Search the material for the word "subtitle" and copy each line that holds it.

-- begin --

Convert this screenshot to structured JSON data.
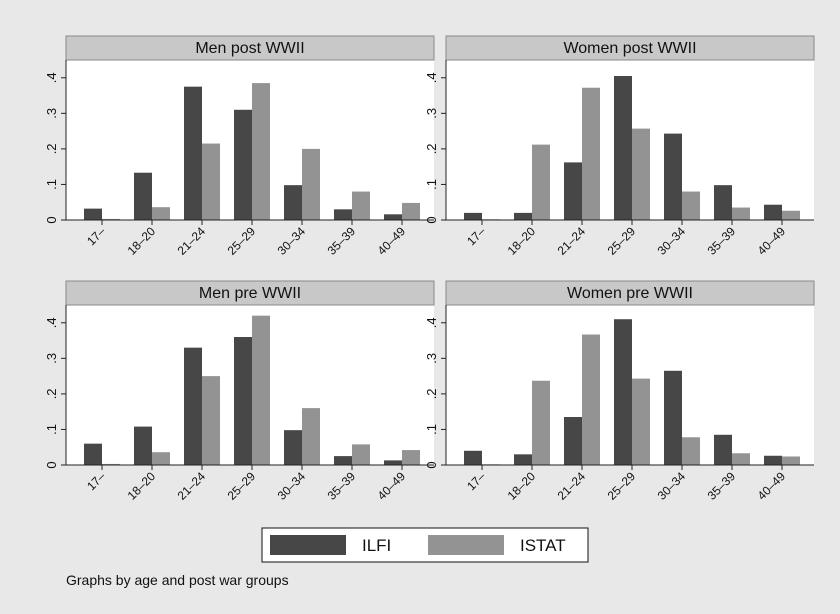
{
  "chart_data": [
    {
      "type": "bar",
      "title": "Men post WWII",
      "categories": [
        "17–",
        "18–20",
        "21–24",
        "25–29",
        "30–34",
        "35–39",
        "40–49"
      ],
      "series": [
        {
          "name": "ILFI",
          "values": [
            0.032,
            0.133,
            0.375,
            0.31,
            0.098,
            0.03,
            0.016
          ]
        },
        {
          "name": "ISTAT",
          "values": [
            0.003,
            0.036,
            0.215,
            0.385,
            0.2,
            0.08,
            0.048
          ]
        }
      ],
      "yticks": [
        ".4",
        ".3",
        ".2",
        ".1",
        "0"
      ],
      "ylim": [
        0,
        0.45
      ]
    },
    {
      "type": "bar",
      "title": "Women post WWII",
      "categories": [
        "17–",
        "18–20",
        "21–24",
        "25–29",
        "30–34",
        "35–39",
        "40–49"
      ],
      "series": [
        {
          "name": "ILFI",
          "values": [
            0.02,
            0.02,
            0.162,
            0.405,
            0.243,
            0.098,
            0.043
          ]
        },
        {
          "name": "ISTAT",
          "values": [
            0.002,
            0.212,
            0.372,
            0.257,
            0.08,
            0.035,
            0.026
          ]
        }
      ],
      "yticks": [
        ".4",
        ".3",
        ".2",
        ".1",
        "0"
      ],
      "ylim": [
        0,
        0.45
      ]
    },
    {
      "type": "bar",
      "title": "Men pre WWII",
      "categories": [
        "17–",
        "18–20",
        "21–24",
        "25–29",
        "30–34",
        "35–39",
        "40–49"
      ],
      "series": [
        {
          "name": "ILFI",
          "values": [
            0.06,
            0.108,
            0.33,
            0.36,
            0.098,
            0.025,
            0.013
          ]
        },
        {
          "name": "ISTAT",
          "values": [
            0.003,
            0.036,
            0.25,
            0.42,
            0.16,
            0.058,
            0.042
          ]
        }
      ],
      "yticks": [
        ".4",
        ".3",
        ".2",
        ".1",
        "0"
      ],
      "ylim": [
        0,
        0.45
      ]
    },
    {
      "type": "bar",
      "title": "Women pre WWII",
      "categories": [
        "17–",
        "18–20",
        "21–24",
        "25–29",
        "30–34",
        "35–39",
        "40–49"
      ],
      "series": [
        {
          "name": "ILFI",
          "values": [
            0.04,
            0.03,
            0.135,
            0.41,
            0.265,
            0.085,
            0.026
          ]
        },
        {
          "name": "ISTAT",
          "values": [
            0.002,
            0.237,
            0.367,
            0.243,
            0.078,
            0.033,
            0.024
          ]
        }
      ],
      "yticks": [
        ".4",
        ".3",
        ".2",
        ".1",
        "0"
      ],
      "ylim": [
        0,
        0.45
      ]
    }
  ],
  "legend": {
    "items": [
      {
        "label": "ILFI",
        "color": "#474747"
      },
      {
        "label": "ISTAT",
        "color": "#939393"
      }
    ]
  },
  "note": "Graphs by age and post war groups"
}
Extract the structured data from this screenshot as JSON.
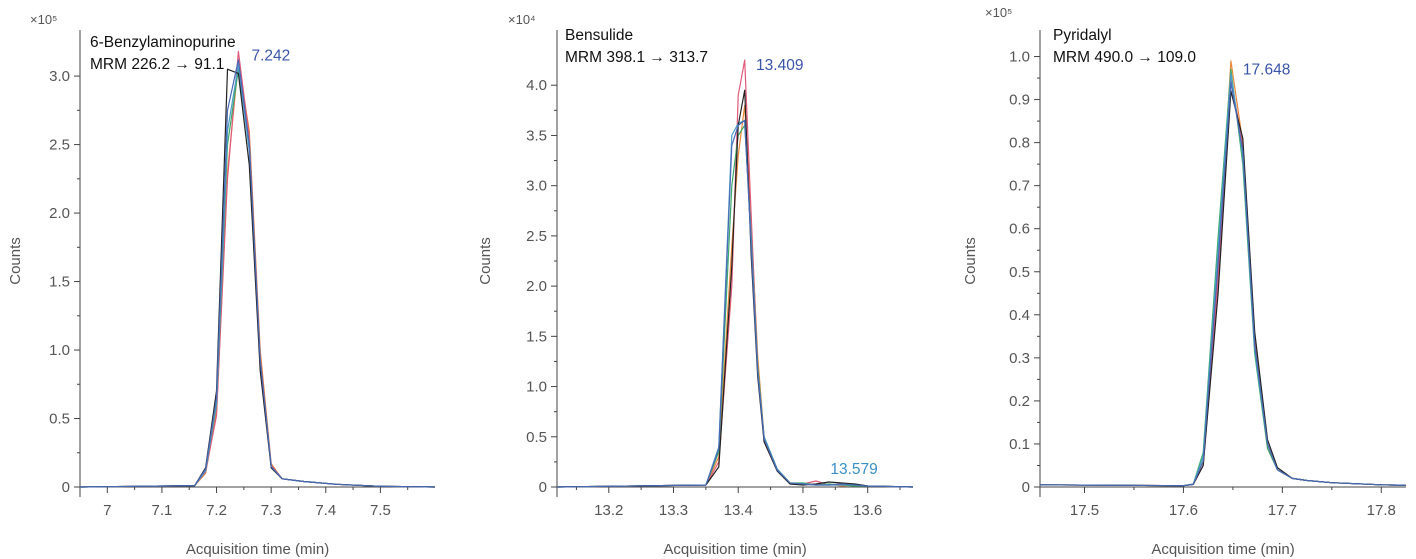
{
  "colors": {
    "traces": [
      "#e8883a",
      "#e05a7a",
      "#3aaa6a",
      "#4aa0c8",
      "#222222",
      "#4a6ab8"
    ],
    "axis": "#444444",
    "tick_text": "#555555",
    "peak_label_primary": "#3a55a8",
    "peak_label_secondary": "#3a8fc8"
  },
  "chart_data": [
    {
      "type": "line",
      "title": "6-Benzylaminopurine",
      "subtitle": "MRM 226.2 → 91.1",
      "xlabel": "Acquisition time (min)",
      "ylabel": "Counts",
      "y_multiplier": "×10⁵",
      "xlim": [
        6.95,
        7.6
      ],
      "ylim": [
        0,
        3.3
      ],
      "x_ticks": [
        7.0,
        7.1,
        7.2,
        7.3,
        7.4,
        7.5
      ],
      "x_tick_labels": [
        "7",
        "7.1",
        "7.2",
        "7.3",
        "7.4",
        "7.5"
      ],
      "y_ticks": [
        0,
        0.5,
        1.0,
        1.5,
        2.0,
        2.5,
        3.0
      ],
      "y_tick_labels": [
        "0",
        "0.5",
        "1.0",
        "1.5",
        "2.0",
        "2.5",
        "3.0"
      ],
      "annotations": [
        {
          "text": "7.242",
          "x": 7.242,
          "y": 3.15,
          "color": "#3a55a8"
        }
      ],
      "series": [
        {
          "color": "#e8883a",
          "x": [
            6.95,
            7.16,
            7.18,
            7.2,
            7.22,
            7.24,
            7.26,
            7.28,
            7.3,
            7.32,
            7.36,
            7.42,
            7.5,
            7.6
          ],
          "y": [
            0,
            0.01,
            0.1,
            0.55,
            2.3,
            3.1,
            2.6,
            1.0,
            0.17,
            0.06,
            0.04,
            0.02,
            0.005,
            0
          ]
        },
        {
          "color": "#e05a7a",
          "x": [
            6.95,
            7.16,
            7.18,
            7.2,
            7.22,
            7.24,
            7.26,
            7.28,
            7.3,
            7.32,
            7.36,
            7.42,
            7.5,
            7.6
          ],
          "y": [
            0,
            0.01,
            0.11,
            0.52,
            2.25,
            3.18,
            2.55,
            0.95,
            0.16,
            0.06,
            0.04,
            0.02,
            0.005,
            0
          ]
        },
        {
          "color": "#3aaa6a",
          "x": [
            6.95,
            7.16,
            7.18,
            7.2,
            7.22,
            7.24,
            7.26,
            7.28,
            7.3,
            7.32,
            7.36,
            7.42,
            7.5,
            7.6
          ],
          "y": [
            0,
            0.01,
            0.12,
            0.6,
            2.5,
            3.05,
            2.5,
            0.92,
            0.15,
            0.06,
            0.04,
            0.02,
            0.005,
            0
          ]
        },
        {
          "color": "#4aa0c8",
          "x": [
            6.95,
            7.16,
            7.18,
            7.2,
            7.22,
            7.24,
            7.26,
            7.28,
            7.3,
            7.32,
            7.36,
            7.42,
            7.5,
            7.6
          ],
          "y": [
            0,
            0.01,
            0.12,
            0.62,
            2.6,
            3.08,
            2.45,
            0.9,
            0.15,
            0.06,
            0.04,
            0.02,
            0.005,
            0
          ]
        },
        {
          "color": "#222222",
          "x": [
            6.95,
            7.16,
            7.18,
            7.2,
            7.22,
            7.24,
            7.26,
            7.28,
            7.3,
            7.32,
            7.36,
            7.42,
            7.5,
            7.6
          ],
          "y": [
            0,
            0.01,
            0.14,
            0.7,
            3.05,
            3.02,
            2.35,
            0.85,
            0.14,
            0.06,
            0.04,
            0.02,
            0.005,
            0
          ]
        },
        {
          "color": "#4a6ab8",
          "x": [
            6.95,
            7.16,
            7.18,
            7.2,
            7.22,
            7.24,
            7.26,
            7.28,
            7.3,
            7.32,
            7.36,
            7.42,
            7.5,
            7.6
          ],
          "y": [
            0,
            0.01,
            0.13,
            0.65,
            2.75,
            3.12,
            2.5,
            0.93,
            0.15,
            0.06,
            0.04,
            0.02,
            0.005,
            0
          ]
        }
      ]
    },
    {
      "type": "line",
      "title": "Bensulide",
      "subtitle": "MRM 398.1 → 313.7",
      "xlabel": "Acquisition time (min)",
      "ylabel": "Counts",
      "y_multiplier": "×10⁴",
      "xlim": [
        13.12,
        13.67
      ],
      "ylim": [
        0,
        4.5
      ],
      "x_ticks": [
        13.2,
        13.3,
        13.4,
        13.5,
        13.6
      ],
      "x_tick_labels": [
        "13.2",
        "13.3",
        "13.4",
        "13.5",
        "13.6"
      ],
      "y_ticks": [
        0,
        0.5,
        1.0,
        1.5,
        2.0,
        2.5,
        3.0,
        3.5,
        4.0
      ],
      "y_tick_labels": [
        "0",
        "0.5",
        "1.0",
        "1.5",
        "2.0",
        "2.5",
        "3.0",
        "3.5",
        "4.0"
      ],
      "annotations": [
        {
          "text": "13.409",
          "x": 13.409,
          "y": 4.2,
          "color": "#3a55a8"
        },
        {
          "text": "13.579",
          "x": 13.579,
          "y": 0.1,
          "color": "#3a8fc8"
        }
      ],
      "series": [
        {
          "color": "#e8883a",
          "x": [
            13.12,
            13.35,
            13.37,
            13.39,
            13.4,
            13.41,
            13.42,
            13.43,
            13.44,
            13.46,
            13.48,
            13.5,
            13.52,
            13.54,
            13.56,
            13.58,
            13.6,
            13.67
          ],
          "y": [
            0,
            0.02,
            0.3,
            2.4,
            3.3,
            3.8,
            2.6,
            1.3,
            0.5,
            0.18,
            0.04,
            0.03,
            0.02,
            0.03,
            0.01,
            0.02,
            0.01,
            0
          ]
        },
        {
          "color": "#e05a7a",
          "x": [
            13.12,
            13.35,
            13.37,
            13.39,
            13.4,
            13.41,
            13.42,
            13.43,
            13.44,
            13.46,
            13.48,
            13.5,
            13.52,
            13.54,
            13.56,
            13.58,
            13.6,
            13.67
          ],
          "y": [
            0,
            0.02,
            0.25,
            2.0,
            3.9,
            4.25,
            2.7,
            1.2,
            0.45,
            0.17,
            0.04,
            0.03,
            0.06,
            0.02,
            0.03,
            0.02,
            0.01,
            0
          ]
        },
        {
          "color": "#3aaa6a",
          "x": [
            13.12,
            13.35,
            13.37,
            13.39,
            13.4,
            13.41,
            13.42,
            13.43,
            13.44,
            13.46,
            13.48,
            13.5,
            13.52,
            13.54,
            13.56,
            13.58,
            13.6,
            13.67
          ],
          "y": [
            0,
            0.02,
            0.35,
            3.0,
            3.5,
            3.6,
            2.5,
            1.2,
            0.5,
            0.18,
            0.04,
            0.04,
            0.02,
            0.03,
            0.02,
            0.01,
            0.01,
            0
          ]
        },
        {
          "color": "#4aa0c8",
          "x": [
            13.12,
            13.35,
            13.37,
            13.39,
            13.4,
            13.41,
            13.42,
            13.43,
            13.44,
            13.46,
            13.48,
            13.5,
            13.52,
            13.54,
            13.56,
            13.58,
            13.6,
            13.67
          ],
          "y": [
            0,
            0.02,
            0.4,
            3.5,
            3.62,
            3.65,
            2.45,
            1.15,
            0.5,
            0.18,
            0.04,
            0.03,
            0.02,
            0.02,
            0.02,
            0.03,
            0.01,
            0
          ]
        },
        {
          "color": "#222222",
          "x": [
            13.12,
            13.35,
            13.37,
            13.39,
            13.4,
            13.41,
            13.42,
            13.43,
            13.44,
            13.46,
            13.48,
            13.5,
            13.52,
            13.54,
            13.56,
            13.58,
            13.6,
            13.67
          ],
          "y": [
            0,
            0.02,
            0.2,
            2.2,
            3.6,
            3.95,
            2.3,
            1.1,
            0.45,
            0.16,
            0.03,
            0.02,
            0.03,
            0.05,
            0.04,
            0.03,
            0.01,
            0
          ]
        },
        {
          "color": "#4a6ab8",
          "x": [
            13.12,
            13.35,
            13.37,
            13.39,
            13.4,
            13.41,
            13.42,
            13.43,
            13.44,
            13.46,
            13.48,
            13.5,
            13.52,
            13.54,
            13.56,
            13.58,
            13.6,
            13.67
          ],
          "y": [
            0,
            0.02,
            0.38,
            3.4,
            3.6,
            3.65,
            2.4,
            1.15,
            0.48,
            0.17,
            0.04,
            0.03,
            0.02,
            0.02,
            0.03,
            0.02,
            0.01,
            0
          ]
        }
      ]
    },
    {
      "type": "line",
      "title": "Pyridalyl",
      "subtitle": "MRM 490.0 → 109.0",
      "xlabel": "Acquisition time (min)",
      "ylabel": "Counts",
      "y_multiplier": "×10⁵",
      "xlim": [
        17.455,
        17.825
      ],
      "ylim": [
        0,
        1.05
      ],
      "x_ticks": [
        17.5,
        17.6,
        17.7,
        17.8
      ],
      "x_tick_labels": [
        "17.5",
        "17.6",
        "17.7",
        "17.8"
      ],
      "y_ticks": [
        0,
        0.1,
        0.2,
        0.3,
        0.4,
        0.5,
        0.6,
        0.7,
        0.8,
        0.9,
        1.0
      ],
      "y_tick_labels": [
        "0",
        "0.1",
        "0.2",
        "0.3",
        "0.4",
        "0.5",
        "0.6",
        "0.7",
        "0.8",
        "0.9",
        "1.0"
      ],
      "annotations": [
        {
          "text": "17.648",
          "x": 17.648,
          "y": 0.97,
          "color": "#3a55a8"
        }
      ],
      "series": [
        {
          "color": "#e8883a",
          "x": [
            17.455,
            17.6,
            17.61,
            17.62,
            17.635,
            17.648,
            17.66,
            17.672,
            17.685,
            17.695,
            17.71,
            17.725,
            17.75,
            17.8,
            17.825
          ],
          "y": [
            0.005,
            0.003,
            0.006,
            0.06,
            0.5,
            0.99,
            0.8,
            0.33,
            0.09,
            0.04,
            0.02,
            0.015,
            0.01,
            0.005,
            0.004
          ]
        },
        {
          "color": "#e05a7a",
          "x": [
            17.455,
            17.6,
            17.61,
            17.62,
            17.635,
            17.648,
            17.66,
            17.672,
            17.685,
            17.695,
            17.71,
            17.725,
            17.75,
            17.8,
            17.825
          ],
          "y": [
            0.005,
            0.003,
            0.006,
            0.05,
            0.48,
            0.95,
            0.79,
            0.34,
            0.1,
            0.04,
            0.02,
            0.015,
            0.01,
            0.005,
            0.004
          ]
        },
        {
          "color": "#3aaa6a",
          "x": [
            17.455,
            17.6,
            17.61,
            17.62,
            17.635,
            17.648,
            17.66,
            17.672,
            17.685,
            17.695,
            17.71,
            17.725,
            17.75,
            17.8,
            17.825
          ],
          "y": [
            0.005,
            0.003,
            0.007,
            0.08,
            0.58,
            0.97,
            0.75,
            0.31,
            0.09,
            0.04,
            0.02,
            0.015,
            0.01,
            0.005,
            0.004
          ]
        },
        {
          "color": "#4aa0c8",
          "x": [
            17.455,
            17.6,
            17.61,
            17.62,
            17.635,
            17.648,
            17.66,
            17.672,
            17.685,
            17.695,
            17.71,
            17.725,
            17.75,
            17.8,
            17.825
          ],
          "y": [
            0.005,
            0.003,
            0.007,
            0.07,
            0.55,
            0.96,
            0.77,
            0.32,
            0.1,
            0.04,
            0.02,
            0.015,
            0.01,
            0.005,
            0.004
          ]
        },
        {
          "color": "#222222",
          "x": [
            17.455,
            17.6,
            17.61,
            17.62,
            17.635,
            17.648,
            17.66,
            17.672,
            17.685,
            17.695,
            17.71,
            17.725,
            17.75,
            17.8,
            17.825
          ],
          "y": [
            0.005,
            0.003,
            0.006,
            0.05,
            0.45,
            0.92,
            0.81,
            0.36,
            0.11,
            0.045,
            0.02,
            0.015,
            0.01,
            0.005,
            0.004
          ]
        },
        {
          "color": "#4a6ab8",
          "x": [
            17.455,
            17.6,
            17.61,
            17.62,
            17.635,
            17.648,
            17.66,
            17.672,
            17.685,
            17.695,
            17.71,
            17.725,
            17.75,
            17.8,
            17.825
          ],
          "y": [
            0.005,
            0.003,
            0.006,
            0.06,
            0.52,
            0.94,
            0.78,
            0.33,
            0.1,
            0.04,
            0.02,
            0.015,
            0.01,
            0.005,
            0.004
          ]
        }
      ]
    }
  ]
}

-- end --

• [WRITTEN SOLUTION]:
      "subtitle": "MRM 226.2 → 91.1",
      "subtitle": "MRM 398.1 → 313.7",
      "subtitle": "MRM 490.0 → 109.0",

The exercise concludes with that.